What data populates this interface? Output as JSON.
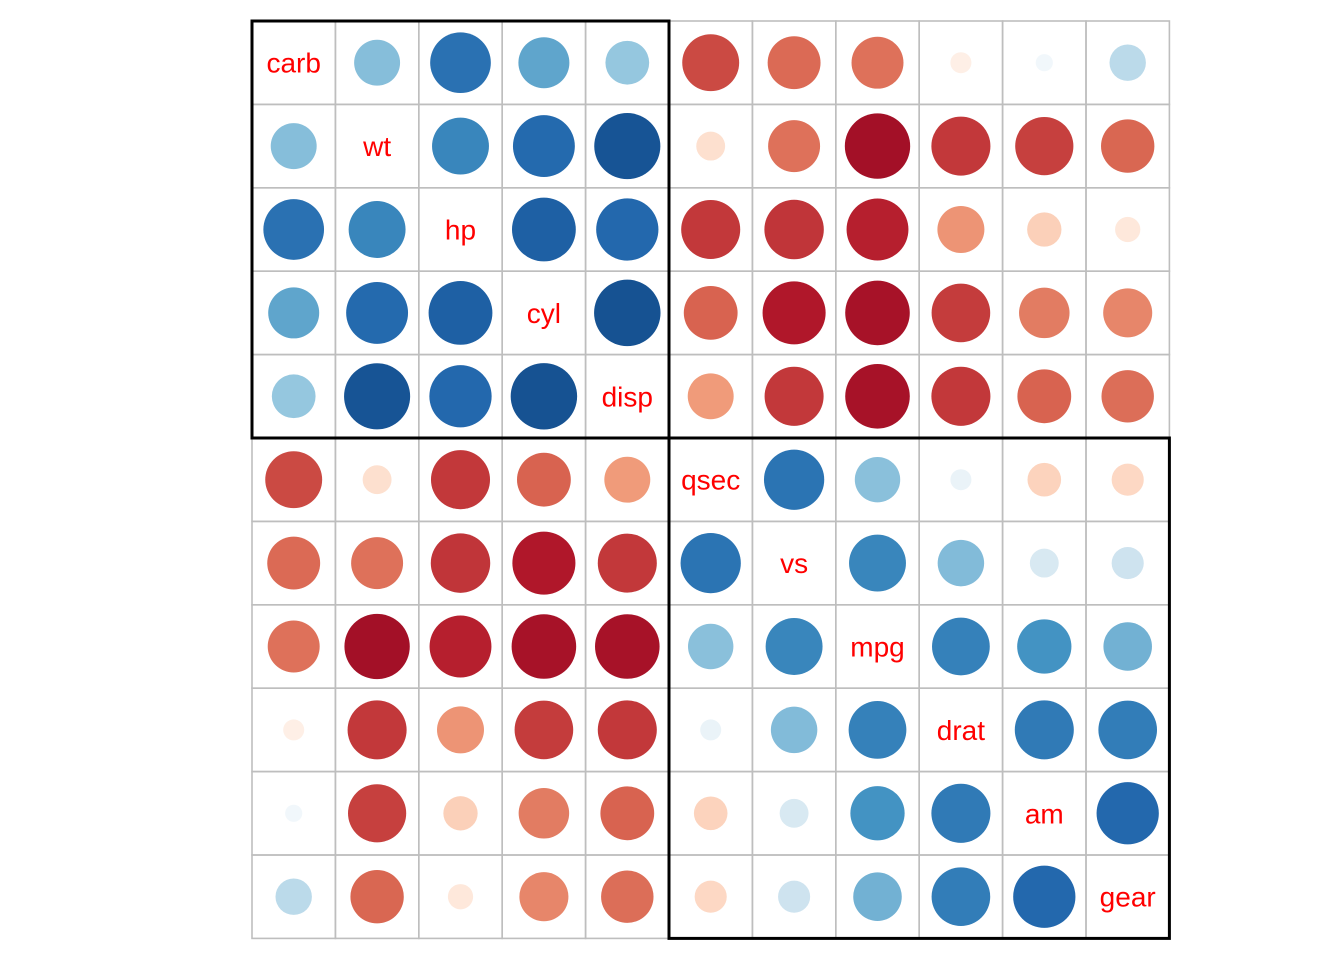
{
  "chart_data": {
    "type": "heatmap",
    "variables": [
      "carb",
      "wt",
      "hp",
      "cyl",
      "disp",
      "qsec",
      "vs",
      "mpg",
      "drat",
      "am",
      "gear"
    ],
    "matrix": [
      [
        1.0,
        0.43,
        0.75,
        0.53,
        0.39,
        -0.66,
        -0.57,
        -0.55,
        -0.09,
        0.06,
        0.27
      ],
      [
        0.43,
        1.0,
        0.66,
        0.78,
        0.89,
        -0.17,
        -0.55,
        -0.87,
        -0.71,
        -0.69,
        -0.58
      ],
      [
        0.75,
        0.66,
        1.0,
        0.83,
        0.79,
        -0.71,
        -0.72,
        -0.78,
        -0.45,
        -0.24,
        -0.13
      ],
      [
        0.53,
        0.78,
        0.83,
        1.0,
        0.9,
        -0.59,
        -0.81,
        -0.85,
        -0.7,
        -0.52,
        -0.49
      ],
      [
        0.39,
        0.89,
        0.79,
        0.9,
        1.0,
        -0.43,
        -0.71,
        -0.85,
        -0.71,
        -0.59,
        -0.56
      ],
      [
        -0.66,
        -0.17,
        -0.71,
        -0.59,
        -0.43,
        1.0,
        0.74,
        0.42,
        0.09,
        -0.23,
        -0.21
      ],
      [
        -0.57,
        -0.55,
        -0.72,
        -0.81,
        -0.71,
        0.74,
        1.0,
        0.66,
        0.44,
        0.17,
        0.21
      ],
      [
        -0.55,
        -0.87,
        -0.78,
        -0.85,
        -0.85,
        0.42,
        0.66,
        1.0,
        0.68,
        0.6,
        0.48
      ],
      [
        -0.09,
        -0.71,
        -0.45,
        -0.7,
        -0.71,
        0.09,
        0.44,
        0.68,
        1.0,
        0.71,
        0.7
      ],
      [
        0.06,
        -0.69,
        -0.24,
        -0.52,
        -0.59,
        -0.23,
        0.17,
        0.6,
        0.71,
        1.0,
        0.79
      ],
      [
        0.27,
        -0.58,
        -0.13,
        -0.49,
        -0.56,
        -0.21,
        0.21,
        0.48,
        0.7,
        0.79,
        1.0
      ]
    ],
    "clusters": [
      {
        "start": 0,
        "end": 4
      },
      {
        "start": 5,
        "end": 10
      }
    ],
    "range": [
      -1,
      1
    ],
    "colors": {
      "positive": "#0a3d78",
      "negative": "#860020",
      "neutral": "#ffffff",
      "grid": "#bebebe",
      "label": "#ff0000",
      "cluster_box": "#000000"
    }
  }
}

BRIEF >> Retype the records exactly. Any image in them should not appear in what you write.

RESULT >>
What data populates this interface? Output as JSON.
{
  "chart_data": {
    "type": "heatmap",
    "variables": [
      "carb",
      "wt",
      "hp",
      "cyl",
      "disp",
      "qsec",
      "vs",
      "mpg",
      "drat",
      "am",
      "gear"
    ],
    "matrix": [
      [
        1.0,
        0.43,
        0.75,
        0.53,
        0.39,
        -0.66,
        -0.57,
        -0.55,
        -0.09,
        0.06,
        0.27
      ],
      [
        0.43,
        1.0,
        0.66,
        0.78,
        0.89,
        -0.17,
        -0.55,
        -0.87,
        -0.71,
        -0.69,
        -0.58
      ],
      [
        0.75,
        0.66,
        1.0,
        0.83,
        0.79,
        -0.71,
        -0.72,
        -0.78,
        -0.45,
        -0.24,
        -0.13
      ],
      [
        0.53,
        0.78,
        0.83,
        1.0,
        0.9,
        -0.59,
        -0.81,
        -0.85,
        -0.7,
        -0.52,
        -0.49
      ],
      [
        0.39,
        0.89,
        0.79,
        0.9,
        1.0,
        -0.43,
        -0.71,
        -0.85,
        -0.71,
        -0.59,
        -0.56
      ],
      [
        -0.66,
        -0.17,
        -0.71,
        -0.59,
        -0.43,
        1.0,
        0.74,
        0.42,
        0.09,
        -0.23,
        -0.21
      ],
      [
        -0.57,
        -0.55,
        -0.72,
        -0.81,
        -0.71,
        0.74,
        1.0,
        0.66,
        0.44,
        0.17,
        0.21
      ],
      [
        -0.55,
        -0.87,
        -0.78,
        -0.85,
        -0.85,
        0.42,
        0.66,
        1.0,
        0.68,
        0.6,
        0.48
      ],
      [
        -0.09,
        -0.71,
        -0.45,
        -0.7,
        -0.71,
        0.09,
        0.44,
        0.68,
        1.0,
        0.71,
        0.7
      ],
      [
        0.06,
        -0.69,
        -0.24,
        -0.52,
        -0.59,
        -0.23,
        0.17,
        0.6,
        0.71,
        1.0,
        0.79
      ],
      [
        0.27,
        -0.58,
        -0.13,
        -0.49,
        -0.56,
        -0.21,
        0.21,
        0.48,
        0.7,
        0.79,
        1.0
      ]
    ],
    "clusters": [
      {
        "start": 0,
        "end": 4
      },
      {
        "start": 5,
        "end": 10
      }
    ],
    "range": [
      -1,
      1
    ],
    "colors": {
      "positive": "#0a3d78",
      "negative": "#860020",
      "neutral": "#ffffff",
      "grid": "#bebebe",
      "label": "#ff0000",
      "cluster_box": "#000000"
    }
  }
}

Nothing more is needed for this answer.